▶ _TASK TO COMPLETE_
Below are some entries. Copy each line that holds the string "marker".

──────── INFORMATION SHOWN ────────

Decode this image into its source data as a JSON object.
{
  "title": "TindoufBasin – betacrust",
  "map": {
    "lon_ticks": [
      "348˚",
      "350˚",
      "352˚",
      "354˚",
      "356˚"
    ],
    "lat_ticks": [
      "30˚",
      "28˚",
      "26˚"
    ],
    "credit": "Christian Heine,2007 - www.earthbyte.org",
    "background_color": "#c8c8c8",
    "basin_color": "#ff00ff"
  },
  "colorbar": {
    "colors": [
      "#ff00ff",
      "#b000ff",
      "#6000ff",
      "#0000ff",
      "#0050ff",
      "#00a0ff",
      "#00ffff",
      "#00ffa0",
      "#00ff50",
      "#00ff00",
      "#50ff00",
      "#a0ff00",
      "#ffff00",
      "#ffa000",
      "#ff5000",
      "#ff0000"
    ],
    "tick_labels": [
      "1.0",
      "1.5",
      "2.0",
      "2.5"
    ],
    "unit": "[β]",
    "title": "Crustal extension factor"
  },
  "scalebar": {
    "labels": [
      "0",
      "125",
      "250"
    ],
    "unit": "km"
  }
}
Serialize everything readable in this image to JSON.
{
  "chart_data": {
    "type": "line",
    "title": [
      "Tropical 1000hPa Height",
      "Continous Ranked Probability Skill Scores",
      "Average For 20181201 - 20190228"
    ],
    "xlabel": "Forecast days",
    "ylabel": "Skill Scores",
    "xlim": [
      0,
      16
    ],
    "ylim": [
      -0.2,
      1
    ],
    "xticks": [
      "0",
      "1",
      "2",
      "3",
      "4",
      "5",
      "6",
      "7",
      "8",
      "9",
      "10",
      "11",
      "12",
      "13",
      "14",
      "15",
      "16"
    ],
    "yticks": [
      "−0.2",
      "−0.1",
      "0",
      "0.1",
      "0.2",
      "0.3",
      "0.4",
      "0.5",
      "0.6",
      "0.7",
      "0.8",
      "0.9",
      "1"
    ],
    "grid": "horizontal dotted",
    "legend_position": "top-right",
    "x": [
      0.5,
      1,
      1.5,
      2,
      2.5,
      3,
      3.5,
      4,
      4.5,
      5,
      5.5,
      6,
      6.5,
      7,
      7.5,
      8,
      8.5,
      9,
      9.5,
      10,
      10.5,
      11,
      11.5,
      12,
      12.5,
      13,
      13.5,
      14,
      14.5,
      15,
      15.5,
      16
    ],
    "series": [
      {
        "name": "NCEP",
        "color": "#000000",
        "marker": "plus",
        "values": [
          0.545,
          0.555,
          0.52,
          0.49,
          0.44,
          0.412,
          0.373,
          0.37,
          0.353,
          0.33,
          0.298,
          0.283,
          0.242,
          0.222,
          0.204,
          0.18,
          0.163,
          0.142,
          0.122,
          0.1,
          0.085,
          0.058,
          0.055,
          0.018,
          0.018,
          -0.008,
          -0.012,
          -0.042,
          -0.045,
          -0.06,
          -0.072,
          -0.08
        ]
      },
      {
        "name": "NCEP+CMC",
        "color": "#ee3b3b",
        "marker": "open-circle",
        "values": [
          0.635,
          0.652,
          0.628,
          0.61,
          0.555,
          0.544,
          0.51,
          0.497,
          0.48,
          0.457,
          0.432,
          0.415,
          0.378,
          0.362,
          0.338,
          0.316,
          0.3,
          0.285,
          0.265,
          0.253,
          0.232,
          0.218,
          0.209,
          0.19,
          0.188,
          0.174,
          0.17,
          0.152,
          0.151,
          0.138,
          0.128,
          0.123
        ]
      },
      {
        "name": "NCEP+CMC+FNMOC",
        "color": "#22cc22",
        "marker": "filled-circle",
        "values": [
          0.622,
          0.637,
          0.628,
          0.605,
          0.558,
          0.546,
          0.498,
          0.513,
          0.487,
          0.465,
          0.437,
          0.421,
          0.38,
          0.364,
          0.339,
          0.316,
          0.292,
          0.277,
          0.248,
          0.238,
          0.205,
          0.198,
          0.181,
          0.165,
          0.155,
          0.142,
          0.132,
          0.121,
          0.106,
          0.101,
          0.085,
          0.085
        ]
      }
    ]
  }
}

────────

▶ _OUTPUT_
        "marker": "plus",
        "marker": "open-circle",
        "marker": "filled-circle",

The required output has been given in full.